** START OF Exercise material **

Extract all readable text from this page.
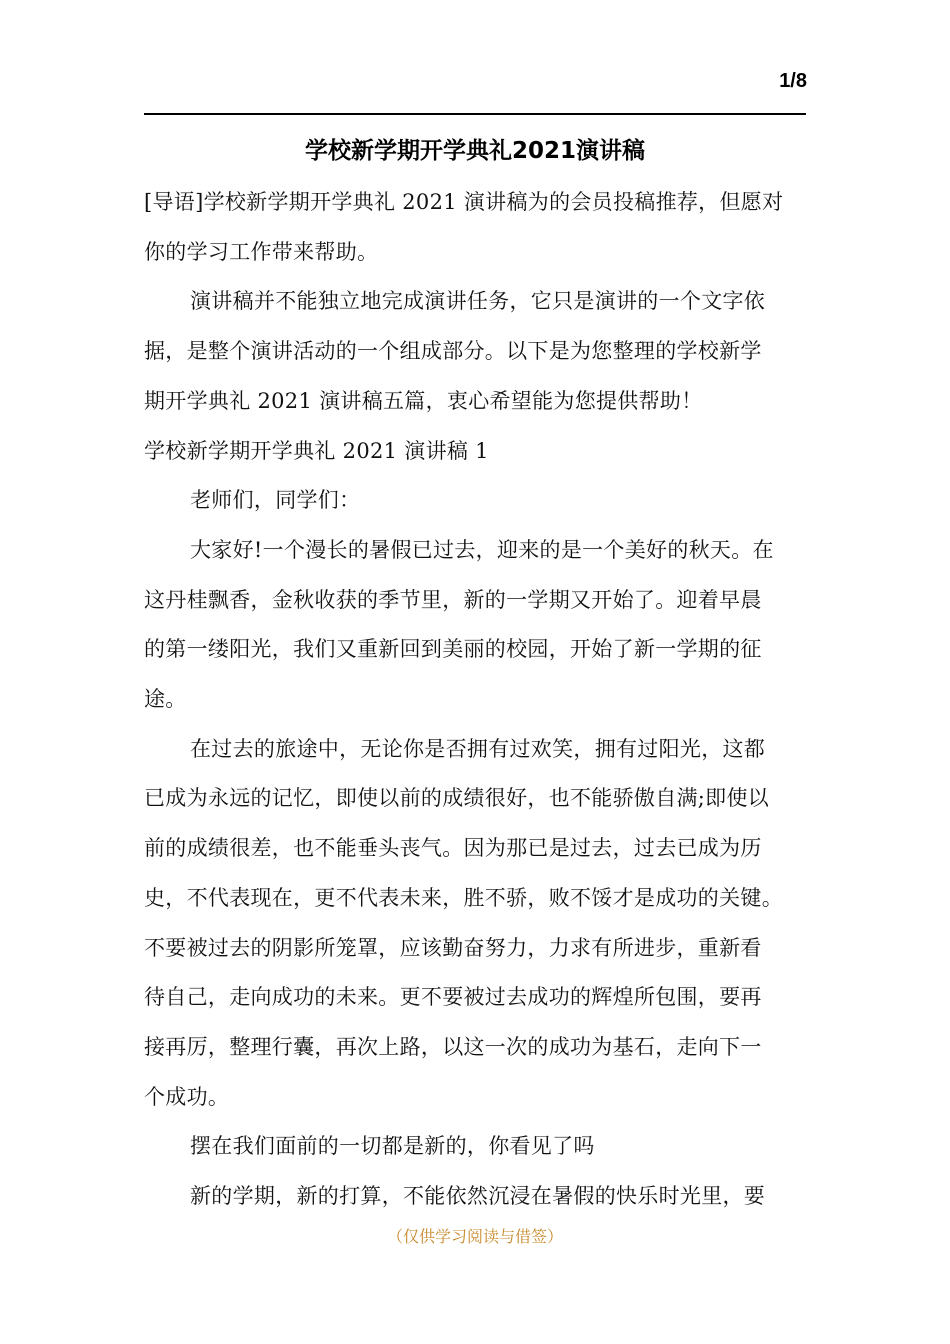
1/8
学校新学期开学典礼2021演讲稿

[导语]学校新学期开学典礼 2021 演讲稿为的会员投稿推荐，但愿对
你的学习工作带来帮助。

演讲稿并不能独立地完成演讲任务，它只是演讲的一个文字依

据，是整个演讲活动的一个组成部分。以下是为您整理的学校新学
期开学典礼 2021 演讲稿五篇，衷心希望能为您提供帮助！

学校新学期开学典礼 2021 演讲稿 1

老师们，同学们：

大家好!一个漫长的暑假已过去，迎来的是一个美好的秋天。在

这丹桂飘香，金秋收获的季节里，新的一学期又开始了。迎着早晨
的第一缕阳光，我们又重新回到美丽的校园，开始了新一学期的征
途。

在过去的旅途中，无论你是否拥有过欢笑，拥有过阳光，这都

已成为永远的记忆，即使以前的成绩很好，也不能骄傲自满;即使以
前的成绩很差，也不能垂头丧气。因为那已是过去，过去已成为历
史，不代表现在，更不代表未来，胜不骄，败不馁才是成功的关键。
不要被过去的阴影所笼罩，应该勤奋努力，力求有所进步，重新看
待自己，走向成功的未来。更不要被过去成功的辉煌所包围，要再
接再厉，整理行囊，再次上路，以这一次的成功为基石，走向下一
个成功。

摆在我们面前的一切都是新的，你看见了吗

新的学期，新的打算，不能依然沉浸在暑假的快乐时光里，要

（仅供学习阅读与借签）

** END OF Exercise material **

• Written request: Omit every picture, then reproduce the rest of the listing exactly.

• Exercise answer:
Extract all readable text from this page.
1/8
学校新学期开学典礼2021演讲稿

[导语]学校新学期开学典礼 2021 演讲稿为的会员投稿推荐，但愿对
你的学习工作带来帮助。

演讲稿并不能独立地完成演讲任务，它只是演讲的一个文字依

据，是整个演讲活动的一个组成部分。以下是为您整理的学校新学
期开学典礼 2021 演讲稿五篇，衷心希望能为您提供帮助！

学校新学期开学典礼 2021 演讲稿 1

老师们，同学们：

大家好!一个漫长的暑假已过去，迎来的是一个美好的秋天。在

这丹桂飘香，金秋收获的季节里，新的一学期又开始了。迎着早晨
的第一缕阳光，我们又重新回到美丽的校园，开始了新一学期的征
途。

在过去的旅途中，无论你是否拥有过欢笑，拥有过阳光，这都

已成为永远的记忆，即使以前的成绩很好，也不能骄傲自满;即使以
前的成绩很差，也不能垂头丧气。因为那已是过去，过去已成为历
史，不代表现在，更不代表未来，胜不骄，败不馁才是成功的关键。
不要被过去的阴影所笼罩，应该勤奋努力，力求有所进步，重新看
待自己，走向成功的未来。更不要被过去成功的辉煌所包围，要再
接再厉，整理行囊，再次上路，以这一次的成功为基石，走向下一
个成功。

摆在我们面前的一切都是新的，你看见了吗

新的学期，新的打算，不能依然沉浸在暑假的快乐时光里，要

（仅供学习阅读与借签）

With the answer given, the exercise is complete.